Collected data
_ _ _ _ _ _ _

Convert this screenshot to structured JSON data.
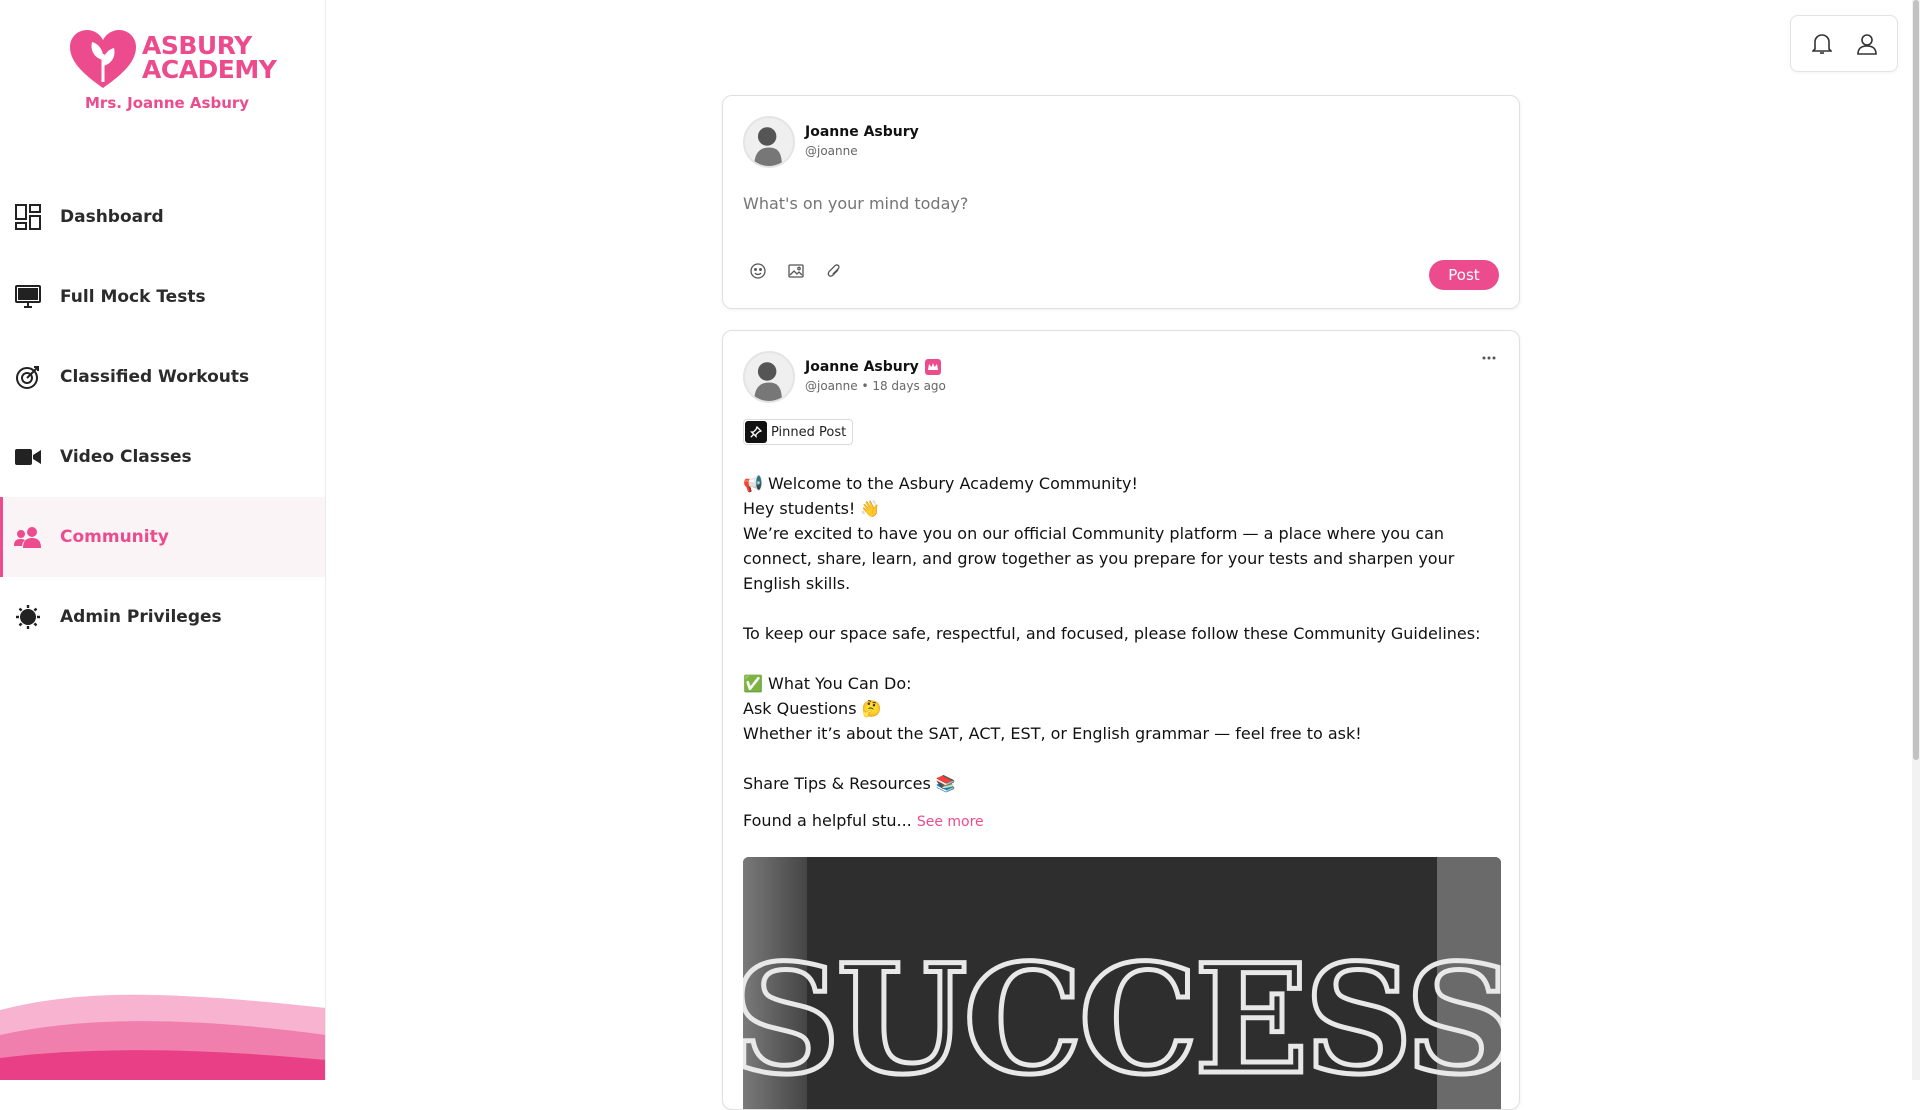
{
  "brand": {
    "name_line1": "ASBURY",
    "name_line2": "ACADEMY",
    "owner": "Mrs. Joanne Asbury",
    "accent_color": "#ec4c8e"
  },
  "sidebar": {
    "items": [
      {
        "label": "Dashboard",
        "icon": "dashboard-icon",
        "active": false
      },
      {
        "label": "Full Mock Tests",
        "icon": "monitor-icon",
        "active": false
      },
      {
        "label": "Classified Workouts",
        "icon": "target-icon",
        "active": false
      },
      {
        "label": "Video Classes",
        "icon": "video-camera-icon",
        "active": false
      },
      {
        "label": "Community",
        "icon": "community-icon",
        "active": true
      },
      {
        "label": "Admin Privileges",
        "icon": "admin-gear-icon",
        "active": false
      }
    ]
  },
  "topbar": {
    "icons": [
      "bell-icon",
      "user-icon"
    ]
  },
  "composer": {
    "author_name": "Joanne Asbury",
    "author_handle": "@joanne",
    "placeholder": "What's on your mind today?",
    "tools": [
      "emoji-icon",
      "image-icon",
      "attachment-icon"
    ],
    "post_label": "Post"
  },
  "post": {
    "author_name": "Joanne Asbury",
    "author_handle": "@joanne",
    "timestamp": "• 18 days ago",
    "pinned_label": "Pinned Post",
    "lines": [
      "📢 Welcome to the Asbury Academy Community!",
      "Hey students! 👋",
      "We’re excited to have you on our official Community platform — a place where you can connect, share, learn, and grow together as you prepare for your tests and sharpen your English skills.",
      "",
      "To keep our space safe, respectful, and focused, please follow these Community Guidelines:",
      "",
      "✅ What You Can Do:",
      "Ask Questions 🤔",
      "Whether it’s about the SAT, ACT, EST, or English grammar — feel free to ask!",
      "",
      "Share Tips & Resources 📚"
    ],
    "truncated_text": "Found a helpful stu...",
    "see_more_label": "See more",
    "image_text": "SUCCESS"
  }
}
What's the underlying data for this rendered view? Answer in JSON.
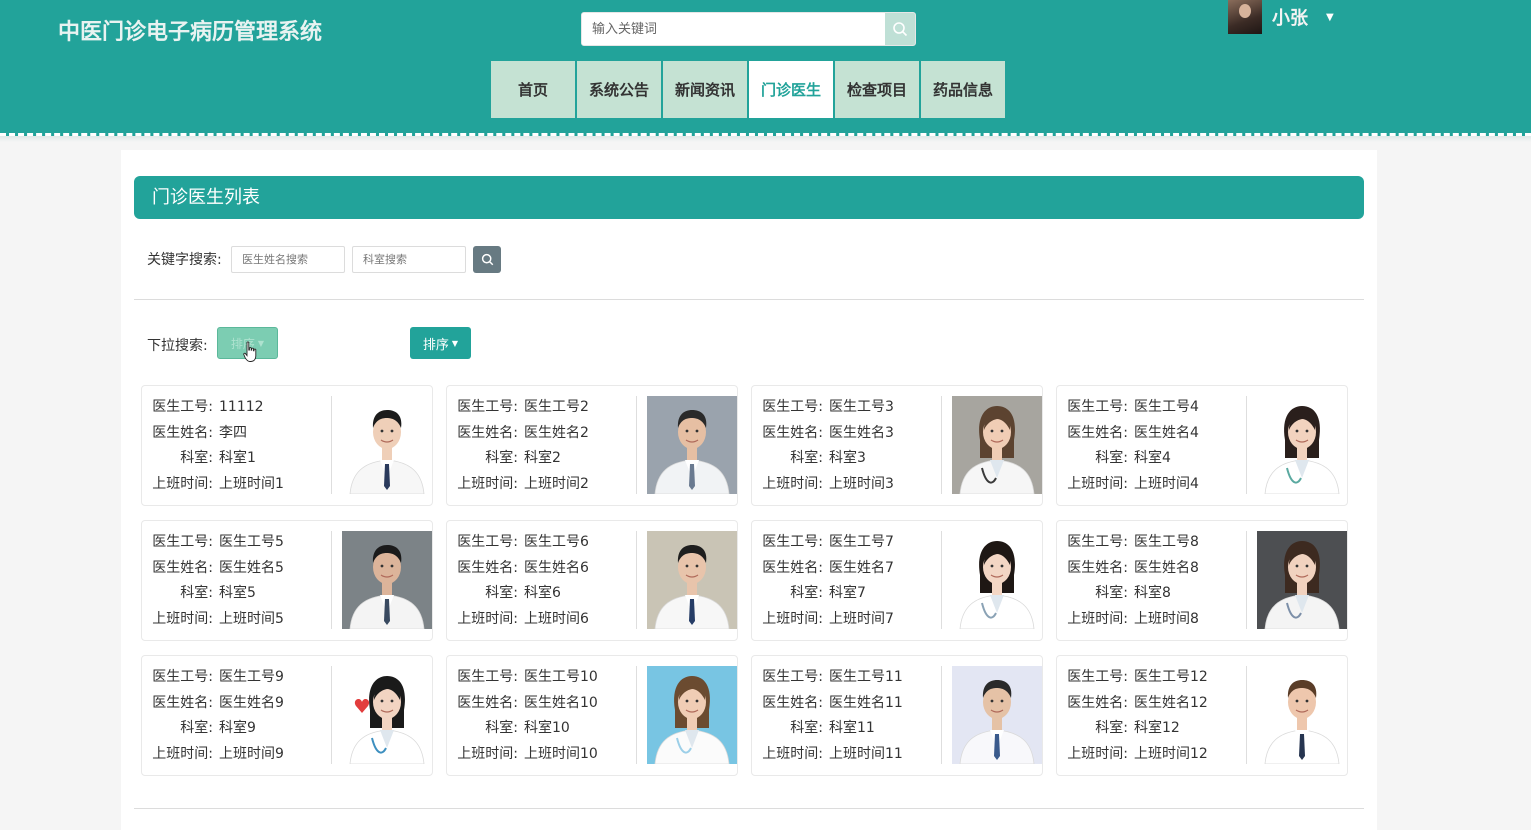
{
  "header": {
    "site_title": "中医门诊电子病历管理系统",
    "search_placeholder": "输入关键词",
    "user_name": "小张"
  },
  "nav": {
    "items": [
      {
        "label": "首页",
        "active": false
      },
      {
        "label": "系统公告",
        "active": false
      },
      {
        "label": "新闻资讯",
        "active": false
      },
      {
        "label": "门诊医生",
        "active": true
      },
      {
        "label": "检查项目",
        "active": false
      },
      {
        "label": "药品信息",
        "active": false
      }
    ]
  },
  "main": {
    "list_title": "门诊医生列表",
    "keyword_label": "关键字搜索:",
    "name_placeholder": "医生姓名搜索",
    "dept_placeholder": "科室搜索",
    "dropdown_label": "下拉搜索:",
    "dropdown_button": "排序",
    "sort_button": "排序"
  },
  "card_labels": {
    "id": "医生工号:",
    "name": "医生姓名:",
    "dept": "科室:",
    "time": "上班时间:"
  },
  "doctors": [
    {
      "id": "11112",
      "name": "李四",
      "dept": "科室1",
      "time": "上班时间1",
      "photo": {
        "bg": "#ffffff",
        "hair": "#1c1c1c",
        "skin": "#efcfb8",
        "coat": "#f7f7f7",
        "tie": "#2a3a5c",
        "gender": "m"
      }
    },
    {
      "id": "医生工号2",
      "name": "医生姓名2",
      "dept": "科室2",
      "time": "上班时间2",
      "photo": {
        "bg": "#9aa3ad",
        "hair": "#2a2a2a",
        "skin": "#e6bfa3",
        "coat": "#f1f3f5",
        "tie": "#6a7a90",
        "gender": "m"
      }
    },
    {
      "id": "医生工号3",
      "name": "医生姓名3",
      "dept": "科室3",
      "time": "上班时间3",
      "photo": {
        "bg": "#a7a59f",
        "hair": "#5c4330",
        "skin": "#f0cdb5",
        "coat": "#f6f6f6",
        "tie": "#3a3a3a",
        "gender": "f"
      }
    },
    {
      "id": "医生工号4",
      "name": "医生姓名4",
      "dept": "科室4",
      "time": "上班时间4",
      "photo": {
        "bg": "#ffffff",
        "hair": "#2a1f1c",
        "skin": "#f2d3bf",
        "coat": "#ffffff",
        "tie": "#5aa9a0",
        "gender": "f"
      }
    },
    {
      "id": "医生工号5",
      "name": "医生姓名5",
      "dept": "科室5",
      "time": "上班时间5",
      "photo": {
        "bg": "#7c8387",
        "hair": "#1b1b1b",
        "skin": "#dcb49a",
        "coat": "#f4f4f4",
        "tie": "#394a60",
        "gender": "m"
      }
    },
    {
      "id": "医生工号6",
      "name": "医生姓名6",
      "dept": "科室6",
      "time": "上班时间6",
      "photo": {
        "bg": "#c9c4b5",
        "hair": "#1e1e1e",
        "skin": "#e8c4ab",
        "coat": "#f7f7f7",
        "tie": "#263d66",
        "gender": "m"
      }
    },
    {
      "id": "医生工号7",
      "name": "医生姓名7",
      "dept": "科室7",
      "time": "上班时间7",
      "photo": {
        "bg": "#ffffff",
        "hair": "#1e1714",
        "skin": "#f3d6c4",
        "coat": "#ffffff",
        "tie": "#8aa2b5",
        "gender": "f"
      }
    },
    {
      "id": "医生工号8",
      "name": "医生姓名8",
      "dept": "科室8",
      "time": "上班时间8",
      "photo": {
        "bg": "#4d4f52",
        "hair": "#3d2a20",
        "skin": "#f1d2bf",
        "coat": "#f4f4f4",
        "tie": "#7c8fa8",
        "gender": "f"
      }
    },
    {
      "id": "医生工号9",
      "name": "医生姓名9",
      "dept": "科室9",
      "time": "上班时间9",
      "photo": {
        "bg": "#ffffff",
        "hair": "#1a1a1a",
        "skin": "#f2d4c2",
        "coat": "#ffffff",
        "tie": "#3d8fbf",
        "gender": "f",
        "heart": "#e23d3d"
      }
    },
    {
      "id": "医生工号10",
      "name": "医生姓名10",
      "dept": "科室10",
      "time": "上班时间10",
      "photo": {
        "bg": "#78c5e3",
        "hair": "#6b4b30",
        "skin": "#f0cdb5",
        "coat": "#fbfbfb",
        "tie": "#9ccfe8",
        "gender": "f"
      }
    },
    {
      "id": "医生工号11",
      "name": "医生姓名11",
      "dept": "科室11",
      "time": "上班时间11",
      "photo": {
        "bg": "#e3e6f3",
        "hair": "#2a2a2a",
        "skin": "#e5c2a6",
        "coat": "#f8f8fb",
        "tie": "#3a5a8c",
        "gender": "m"
      }
    },
    {
      "id": "医生工号12",
      "name": "医生姓名12",
      "dept": "科室12",
      "time": "上班时间12",
      "photo": {
        "bg": "#ffffff",
        "hair": "#5a3d28",
        "skin": "#eec7ad",
        "coat": "#ffffff",
        "tie": "#263550",
        "gender": "m"
      }
    }
  ]
}
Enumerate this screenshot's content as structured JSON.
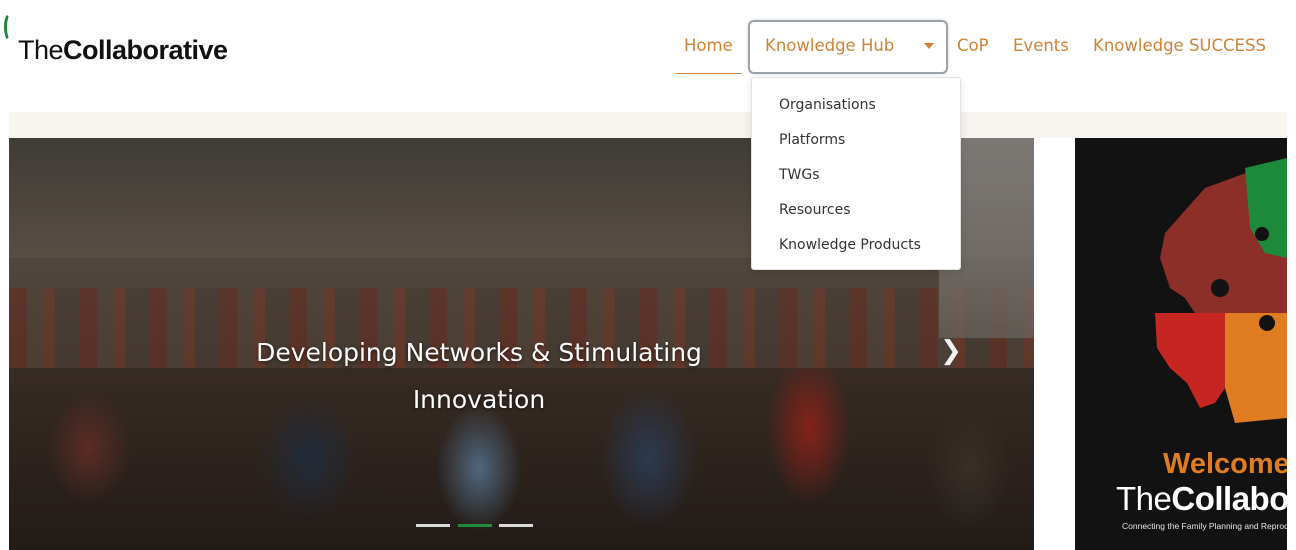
{
  "brand": {
    "prefix": "The",
    "name": "Collaborative"
  },
  "nav": {
    "home": "Home",
    "knowledge_hub": "Knowledge Hub",
    "cop": "CoP",
    "events": "Events",
    "knowledge_success": "Knowledge SUCCESS"
  },
  "dropdown": {
    "items": [
      "Organisations",
      "Platforms",
      "TWGs",
      "Resources",
      "Knowledge Products"
    ]
  },
  "hero": {
    "caption_line1": "Developing Networks & Stimulating",
    "caption_line2": "Innovation",
    "next_icon": "chevron-right-icon",
    "slide_count": 3,
    "active_slide": 2
  },
  "side_panel": {
    "welcome": "Welcome",
    "logo_prefix": "The",
    "logo_name": "Collabo",
    "tagline": "Connecting the Family Planning and Reprod"
  },
  "colors": {
    "accent": "#d08236",
    "active_indicator": "#1f8e3c",
    "welcome": "#e07c22"
  }
}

_ _ _ _ _ _ _

### Exercise directions
Make an exact copy of the whole listing, but don't bring over any pictures.

### Output below
Convert this screenshot to structured JSON data.
{
  "brand": {
    "name_line1": "ASBURY",
    "name_line2": "ACADEMY",
    "owner": "Mrs. Joanne Asbury",
    "accent_color": "#ec4c8e"
  },
  "sidebar": {
    "items": [
      {
        "label": "Dashboard",
        "icon": "dashboard-icon",
        "active": false
      },
      {
        "label": "Full Mock Tests",
        "icon": "monitor-icon",
        "active": false
      },
      {
        "label": "Classified Workouts",
        "icon": "target-icon",
        "active": false
      },
      {
        "label": "Video Classes",
        "icon": "video-camera-icon",
        "active": false
      },
      {
        "label": "Community",
        "icon": "community-icon",
        "active": true
      },
      {
        "label": "Admin Privileges",
        "icon": "admin-gear-icon",
        "active": false
      }
    ]
  },
  "topbar": {
    "icons": [
      "bell-icon",
      "user-icon"
    ]
  },
  "composer": {
    "author_name": "Joanne Asbury",
    "author_handle": "@joanne",
    "placeholder": "What's on your mind today?",
    "tools": [
      "emoji-icon",
      "image-icon",
      "attachment-icon"
    ],
    "post_label": "Post"
  },
  "post": {
    "author_name": "Joanne Asbury",
    "author_handle": "@joanne",
    "timestamp": "• 18 days ago",
    "pinned_label": "Pinned Post",
    "lines": [
      "📢 Welcome to the Asbury Academy Community!",
      "Hey students! 👋",
      "We’re excited to have you on our official Community platform — a place where you can connect, share, learn, and grow together as you prepare for your tests and sharpen your English skills.",
      "",
      "To keep our space safe, respectful, and focused, please follow these Community Guidelines:",
      "",
      "✅ What You Can Do:",
      "Ask Questions 🤔",
      "Whether it’s about the SAT, ACT, EST, or English grammar — feel free to ask!",
      "",
      "Share Tips & Resources 📚"
    ],
    "truncated_text": "Found a helpful stu...",
    "see_more_label": "See more",
    "image_text": "SUCCESS"
  }
}
What's the underlying data for this rendered view? Answer in JSON.
{
  "header": {
    "site_title": "中医门诊电子病历管理系统",
    "search_placeholder": "输入关键词",
    "user_name": "小张"
  },
  "nav": {
    "items": [
      {
        "label": "首页",
        "active": false
      },
      {
        "label": "系统公告",
        "active": false
      },
      {
        "label": "新闻资讯",
        "active": false
      },
      {
        "label": "门诊医生",
        "active": true
      },
      {
        "label": "检查项目",
        "active": false
      },
      {
        "label": "药品信息",
        "active": false
      }
    ]
  },
  "main": {
    "list_title": "门诊医生列表",
    "keyword_label": "关键字搜索:",
    "name_placeholder": "医生姓名搜索",
    "dept_placeholder": "科室搜索",
    "dropdown_label": "下拉搜索:",
    "dropdown_button": "排序",
    "sort_button": "排序"
  },
  "card_labels": {
    "id": "医生工号:",
    "name": "医生姓名:",
    "dept": "科室:",
    "time": "上班时间:"
  },
  "doctors": [
    {
      "id": "11112",
      "name": "李四",
      "dept": "科室1",
      "time": "上班时间1",
      "photo": {
        "bg": "#ffffff",
        "hair": "#1c1c1c",
        "skin": "#efcfb8",
        "coat": "#f7f7f7",
        "tie": "#2a3a5c",
        "gender": "m"
      }
    },
    {
      "id": "医生工号2",
      "name": "医生姓名2",
      "dept": "科室2",
      "time": "上班时间2",
      "photo": {
        "bg": "#9aa3ad",
        "hair": "#2a2a2a",
        "skin": "#e6bfa3",
        "coat": "#f1f3f5",
        "tie": "#6a7a90",
        "gender": "m"
      }
    },
    {
      "id": "医生工号3",
      "name": "医生姓名3",
      "dept": "科室3",
      "time": "上班时间3",
      "photo": {
        "bg": "#a7a59f",
        "hair": "#5c4330",
        "skin": "#f0cdb5",
        "coat": "#f6f6f6",
        "tie": "#3a3a3a",
        "gender": "f"
      }
    },
    {
      "id": "医生工号4",
      "name": "医生姓名4",
      "dept": "科室4",
      "time": "上班时间4",
      "photo": {
        "bg": "#ffffff",
        "hair": "#2a1f1c",
        "skin": "#f2d3bf",
        "coat": "#ffffff",
        "tie": "#5aa9a0",
        "gender": "f"
      }
    },
    {
      "id": "医生工号5",
      "name": "医生姓名5",
      "dept": "科室5",
      "time": "上班时间5",
      "photo": {
        "bg": "#7c8387",
        "hair": "#1b1b1b",
        "skin": "#dcb49a",
        "coat": "#f4f4f4",
        "tie": "#394a60",
        "gender": "m"
      }
    },
    {
      "id": "医生工号6",
      "name": "医生姓名6",
      "dept": "科室6",
      "time": "上班时间6",
      "photo": {
        "bg": "#c9c4b5",
        "hair": "#1e1e1e",
        "skin": "#e8c4ab",
        "coat": "#f7f7f7",
        "tie": "#263d66",
        "gender": "m"
      }
    },
    {
      "id": "医生工号7",
      "name": "医生姓名7",
      "dept": "科室7",
      "time": "上班时间7",
      "photo": {
        "bg": "#ffffff",
        "hair": "#1e1714",
        "skin": "#f3d6c4",
        "coat": "#ffffff",
        "tie": "#8aa2b5",
        "gender": "f"
      }
    },
    {
      "id": "医生工号8",
      "name": "医生姓名8",
      "dept": "科室8",
      "time": "上班时间8",
      "photo": {
        "bg": "#4d4f52",
        "hair": "#3d2a20",
        "skin": "#f1d2bf",
        "coat": "#f4f4f4",
        "tie": "#7c8fa8",
        "gender": "f"
      }
    },
    {
      "id": "医生工号9",
      "name": "医生姓名9",
      "dept": "科室9",
      "time": "上班时间9",
      "photo": {
        "bg": "#ffffff",
        "hair": "#1a1a1a",
        "skin": "#f2d4c2",
        "coat": "#ffffff",
        "tie": "#3d8fbf",
        "gender": "f",
        "heart": "#e23d3d"
      }
    },
    {
      "id": "医生工号10",
      "name": "医生姓名10",
      "dept": "科室10",
      "time": "上班时间10",
      "photo": {
        "bg": "#78c5e3",
        "hair": "#6b4b30",
        "skin": "#f0cdb5",
        "coat": "#fbfbfb",
        "tie": "#9ccfe8",
        "gender": "f"
      }
    },
    {
      "id": "医生工号11",
      "name": "医生姓名11",
      "dept": "科室11",
      "time": "上班时间11",
      "photo": {
        "bg": "#e3e6f3",
        "hair": "#2a2a2a",
        "skin": "#e5c2a6",
        "coat": "#f8f8fb",
        "tie": "#3a5a8c",
        "gender": "m"
      }
    },
    {
      "id": "医生工号12",
      "name": "医生姓名12",
      "dept": "科室12",
      "time": "上班时间12",
      "photo": {
        "bg": "#ffffff",
        "hair": "#5a3d28",
        "skin": "#eec7ad",
        "coat": "#ffffff",
        "tie": "#263550",
        "gender": "m"
      }
    }
  ]
}
Enumerate this screenshot's content as structured JSON.
{
  "brand": {
    "prefix": "The",
    "name": "Collaborative"
  },
  "nav": {
    "home": "Home",
    "knowledge_hub": "Knowledge Hub",
    "cop": "CoP",
    "events": "Events",
    "knowledge_success": "Knowledge SUCCESS"
  },
  "dropdown": {
    "items": [
      "Organisations",
      "Platforms",
      "TWGs",
      "Resources",
      "Knowledge Products"
    ]
  },
  "hero": {
    "caption_line1": "Developing Networks & Stimulating",
    "caption_line2": "Innovation",
    "next_icon": "chevron-right-icon",
    "slide_count": 3,
    "active_slide": 2
  },
  "side_panel": {
    "welcome": "Welcome",
    "logo_prefix": "The",
    "logo_name": "Collabo",
    "tagline": "Connecting the Family Planning and Reprod"
  },
  "colors": {
    "accent": "#d08236",
    "active_indicator": "#1f8e3c",
    "welcome": "#e07c22"
  }
}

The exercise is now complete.